Required task> Report every line in the listing that contains the string "Edilen".

Input data>
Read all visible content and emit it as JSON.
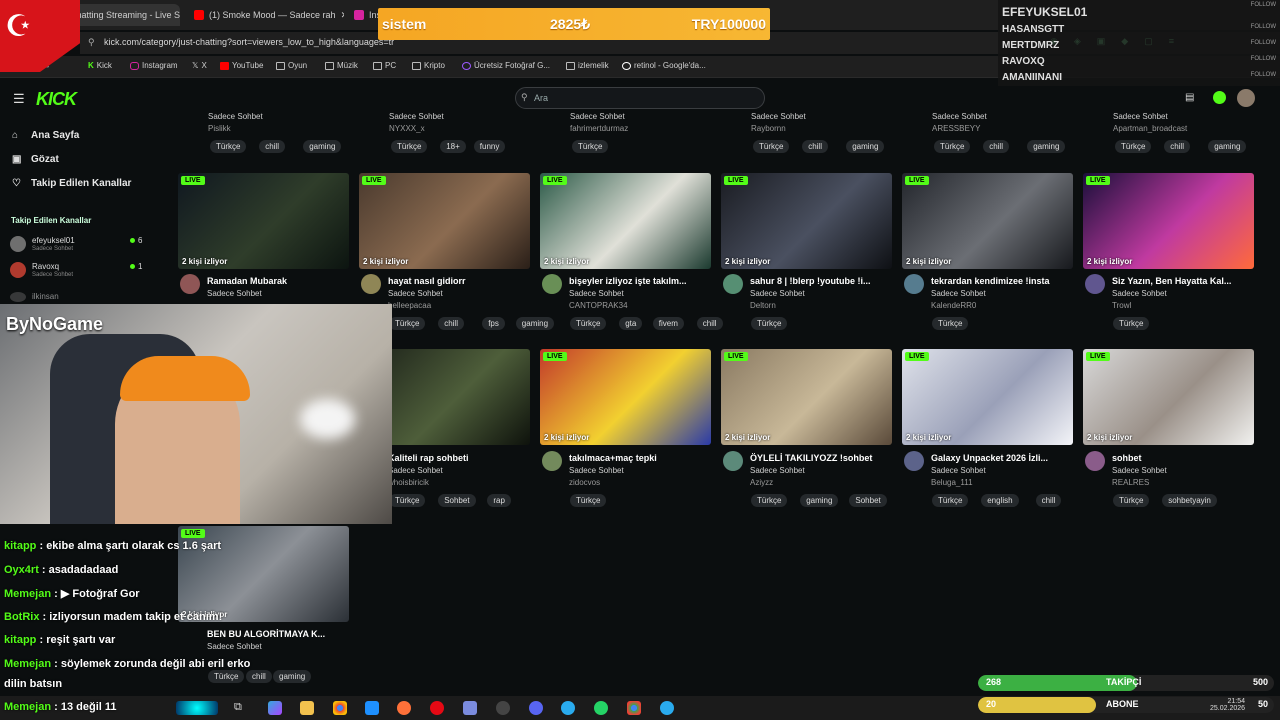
{
  "browser": {
    "tabs": [
      {
        "label": "Just Chatting Streaming - Live S",
        "color": "#53fc18"
      },
      {
        "label": "(1) Smoke Mood — Sadece rah",
        "color": "#ff0000"
      },
      {
        "label": "Ins",
        "color": "#d6249f"
      }
    ],
    "url": "kick.com/category/just-chatting?sort=viewers_low_to_high&languages=tr",
    "bookmarks": [
      "Kick",
      "Instagram",
      "X",
      "YouTube",
      "Oyun",
      "Müzik",
      "PC",
      "Kripto",
      "Ücretsiz Fotoğraf G...",
      "izlemelik",
      "retinol - Google'da..."
    ]
  },
  "donation": {
    "name": "sistem",
    "amount": "2825₺",
    "goal": "TRY100000"
  },
  "follow_overlay": {
    "names": [
      "EFEYUKSEL01",
      "HASANSGTT",
      "MERTDMRZ",
      "RAVOXQ",
      "AMANIINANI"
    ],
    "tag": "FOLLOW"
  },
  "kick": {
    "logo": "KICK",
    "search_placeholder": "Ara",
    "nav": [
      {
        "label": "Ana Sayfa",
        "icon": "home-icon"
      },
      {
        "label": "Gözat",
        "icon": "browse-icon"
      },
      {
        "label": "Takip Edilen Kanallar",
        "icon": "heart-icon"
      }
    ],
    "followed_title": "Takip Edilen Kanallar",
    "followed": [
      {
        "name": "efeyuksel01",
        "cat": "Sadece Sohbet",
        "viewers": "6"
      },
      {
        "name": "Ravoxq",
        "cat": "Sadece Sohbet",
        "viewers": "1"
      },
      {
        "name": "ilkinsan",
        "cat": "",
        "viewers": ""
      }
    ]
  },
  "row0": [
    {
      "cat": "Sadece Sohbet",
      "name": "Pislikk",
      "tags": [
        "Türkçe",
        "chill",
        "gaming"
      ]
    },
    {
      "cat": "Sadece Sohbet",
      "name": "NYXXX_x",
      "tags": [
        "Türkçe",
        "18+",
        "funny"
      ]
    },
    {
      "cat": "Sadece Sohbet",
      "name": "fahrimertdurmaz",
      "tags": [
        "Türkçe"
      ]
    },
    {
      "cat": "Sadece Sohbet",
      "name": "Raybornn",
      "tags": [
        "Türkçe",
        "chill",
        "gaming"
      ]
    },
    {
      "cat": "Sadece Sohbet",
      "name": "ARESSBEYY",
      "tags": [
        "Türkçe",
        "chill",
        "gaming"
      ]
    },
    {
      "cat": "Sadece Sohbet",
      "name": "Apartman_broadcast",
      "tags": [
        "Türkçe",
        "chill",
        "gaming"
      ]
    }
  ],
  "row1": [
    {
      "title": "Ramadan Mubarak",
      "cat": "Sadece Sohbet",
      "name": "",
      "viewers": "2 kişi izliyor",
      "tags": []
    },
    {
      "title": "hayat nasıl gidiorr",
      "cat": "Sadece Sohbet",
      "name": "helleepacaa",
      "viewers": "2 kişi izliyor",
      "tags": [
        "Türkçe",
        "chill",
        "fps",
        "gaming"
      ]
    },
    {
      "title": "bişeyler izliyoz işte takılm...",
      "cat": "Sadece Sohbet",
      "name": "CANTOPRAK34",
      "viewers": "2 kişi izliyor",
      "tags": [
        "Türkçe",
        "gta",
        "fivem",
        "chill"
      ]
    },
    {
      "title": "sahur 8 | !blerp !youtube !i...",
      "cat": "Sadece Sohbet",
      "name": "Deltorn",
      "viewers": "2 kişi izliyor",
      "tags": [
        "Türkçe"
      ]
    },
    {
      "title": "tekrardan kendimizee !insta",
      "cat": "Sadece Sohbet",
      "name": "KalendeRR0",
      "viewers": "2 kişi izliyor",
      "tags": [
        "Türkçe"
      ]
    },
    {
      "title": "Siz Yazın, Ben Hayatta Kal...",
      "cat": "Sadece Sohbet",
      "name": "Trowl",
      "viewers": "2 kişi izliyor",
      "tags": [
        "Türkçe"
      ]
    }
  ],
  "row2": [
    {
      "title": "Kaliteli rap sohbeti",
      "cat": "Sadece Sohbet",
      "name": "whoisbiricik",
      "viewers": "izliyor",
      "tags": [
        "Türkçe",
        "Sohbet",
        "rap"
      ]
    },
    {
      "title": "takılmaca+maç tepki",
      "cat": "Sadece Sohbet",
      "name": "zidocvos",
      "viewers": "2 kişi izliyor",
      "tags": [
        "Türkçe"
      ]
    },
    {
      "title": "ÖYLELİ TAKILIYOZZ !sohbet",
      "cat": "Sadece Sohbet",
      "name": "Aziyzz",
      "viewers": "2 kişi izliyor",
      "tags": [
        "Türkçe",
        "gaming",
        "Sohbet"
      ]
    },
    {
      "title": "Galaxy Unpacket 2026 İzli...",
      "cat": "Sadece Sohbet",
      "name": "Beluga_111",
      "viewers": "2 kişi izliyor",
      "tags": [
        "Türkçe",
        "english",
        "chill"
      ]
    },
    {
      "title": "sohbet",
      "cat": "Sadece Sohbet",
      "name": "REALRES",
      "viewers": "2 kişi izliyor",
      "tags": [
        "Türkçe",
        "sohbetyayin"
      ]
    }
  ],
  "row3": {
    "title": "BEN BU ALGORİTMAYA K...",
    "cat": "Sadece Sohbet",
    "viewers": "2 kişi izliyor",
    "tags": [
      "Türkçe",
      "chill",
      "gaming"
    ]
  },
  "webcam": {
    "title": "ByNoGame"
  },
  "chat": [
    {
      "user": "kitapp",
      "msg": "ekibe alma şartı olarak cs 1.6 şart"
    },
    {
      "user": "Oyx4rt",
      "msg": "asadadadaad"
    },
    {
      "user": "Memejan",
      "msg": "▶ Fotoğraf Gor"
    },
    {
      "user": "BotRix",
      "msg": "izliyorsun madem takip et canım!"
    },
    {
      "user": "kitapp",
      "msg": "reşit şartı var"
    },
    {
      "user": "Memejan",
      "msg": "söylemek zorunda değil abi eril erko"
    },
    {
      "user": "",
      "msg": "dilin batsın"
    },
    {
      "user": "Memejan",
      "msg": "13 değil 11"
    }
  ],
  "bars": {
    "follow": {
      "current": "268",
      "label": "TAKİPÇİ",
      "goal": "500",
      "fraction": 0.536,
      "color": "#3cb043"
    },
    "sub": {
      "current": "20",
      "label": "ABONE",
      "goal": "50",
      "fraction": 0.4,
      "color": "#e0c341"
    }
  },
  "taskbar": {
    "time": "21:54",
    "date": "25.02.2026"
  }
}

Task solution>
        "label": "Takip Edilen Kanallar",
    "followed_title": "Takip Edilen Kanallar",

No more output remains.